[start of The data]

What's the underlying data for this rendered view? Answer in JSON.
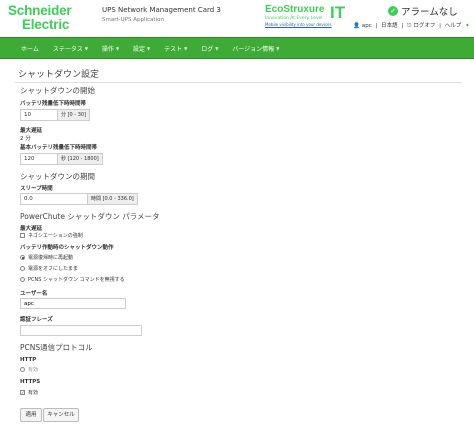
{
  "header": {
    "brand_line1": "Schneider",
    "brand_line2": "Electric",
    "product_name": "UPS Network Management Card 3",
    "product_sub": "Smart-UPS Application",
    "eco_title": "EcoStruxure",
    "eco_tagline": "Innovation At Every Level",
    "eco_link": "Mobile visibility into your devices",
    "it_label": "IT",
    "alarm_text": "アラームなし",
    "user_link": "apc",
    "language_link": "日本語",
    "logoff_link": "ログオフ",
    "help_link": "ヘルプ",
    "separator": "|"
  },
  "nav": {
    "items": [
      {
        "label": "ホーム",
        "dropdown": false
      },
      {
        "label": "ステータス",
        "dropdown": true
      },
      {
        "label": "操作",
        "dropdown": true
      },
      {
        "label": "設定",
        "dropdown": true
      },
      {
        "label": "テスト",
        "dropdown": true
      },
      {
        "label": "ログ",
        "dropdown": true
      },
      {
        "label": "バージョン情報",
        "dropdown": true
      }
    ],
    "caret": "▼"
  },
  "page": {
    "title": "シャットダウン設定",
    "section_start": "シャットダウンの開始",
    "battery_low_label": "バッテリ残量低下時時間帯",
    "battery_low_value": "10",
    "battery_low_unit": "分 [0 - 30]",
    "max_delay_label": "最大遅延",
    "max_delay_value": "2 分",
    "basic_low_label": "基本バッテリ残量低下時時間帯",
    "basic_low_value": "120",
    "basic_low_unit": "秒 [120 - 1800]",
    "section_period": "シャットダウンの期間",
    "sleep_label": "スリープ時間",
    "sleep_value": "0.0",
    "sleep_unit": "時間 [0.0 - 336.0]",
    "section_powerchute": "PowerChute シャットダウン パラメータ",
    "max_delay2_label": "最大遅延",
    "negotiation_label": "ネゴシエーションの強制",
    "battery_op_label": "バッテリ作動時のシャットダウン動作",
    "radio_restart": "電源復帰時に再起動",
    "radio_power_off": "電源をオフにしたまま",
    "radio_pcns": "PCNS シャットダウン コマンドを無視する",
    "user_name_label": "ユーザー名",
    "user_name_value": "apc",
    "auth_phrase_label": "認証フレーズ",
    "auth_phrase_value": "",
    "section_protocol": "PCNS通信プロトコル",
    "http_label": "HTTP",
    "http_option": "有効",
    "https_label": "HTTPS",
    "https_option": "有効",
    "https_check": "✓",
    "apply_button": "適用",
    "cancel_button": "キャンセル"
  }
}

[end of The data]
[start of The data]

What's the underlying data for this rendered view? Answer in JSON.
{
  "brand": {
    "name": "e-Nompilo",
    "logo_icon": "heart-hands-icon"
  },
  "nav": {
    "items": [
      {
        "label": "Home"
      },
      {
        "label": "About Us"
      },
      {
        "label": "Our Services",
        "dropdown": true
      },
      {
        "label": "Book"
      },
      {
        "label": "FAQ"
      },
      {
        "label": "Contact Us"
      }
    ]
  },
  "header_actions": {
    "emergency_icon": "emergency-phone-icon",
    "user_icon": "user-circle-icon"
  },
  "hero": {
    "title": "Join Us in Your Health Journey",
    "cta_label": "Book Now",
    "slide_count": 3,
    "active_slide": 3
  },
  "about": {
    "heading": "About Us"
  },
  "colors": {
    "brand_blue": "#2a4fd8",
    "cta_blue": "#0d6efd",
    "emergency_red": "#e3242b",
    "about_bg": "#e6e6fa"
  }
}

[end of The data]
[start of The data]

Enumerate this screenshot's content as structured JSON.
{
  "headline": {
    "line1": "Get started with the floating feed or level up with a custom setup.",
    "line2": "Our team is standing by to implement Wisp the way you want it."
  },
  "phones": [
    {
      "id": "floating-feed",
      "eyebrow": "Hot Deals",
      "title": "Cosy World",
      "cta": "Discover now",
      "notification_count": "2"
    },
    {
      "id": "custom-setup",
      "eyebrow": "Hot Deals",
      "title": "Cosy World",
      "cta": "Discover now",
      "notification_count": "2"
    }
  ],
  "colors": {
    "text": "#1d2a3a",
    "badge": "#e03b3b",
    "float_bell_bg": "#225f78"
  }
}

[end of The data]

Given exercise: Write down the number of lines where the word "custom" appears, and nothing further.

Solution to this problem: 2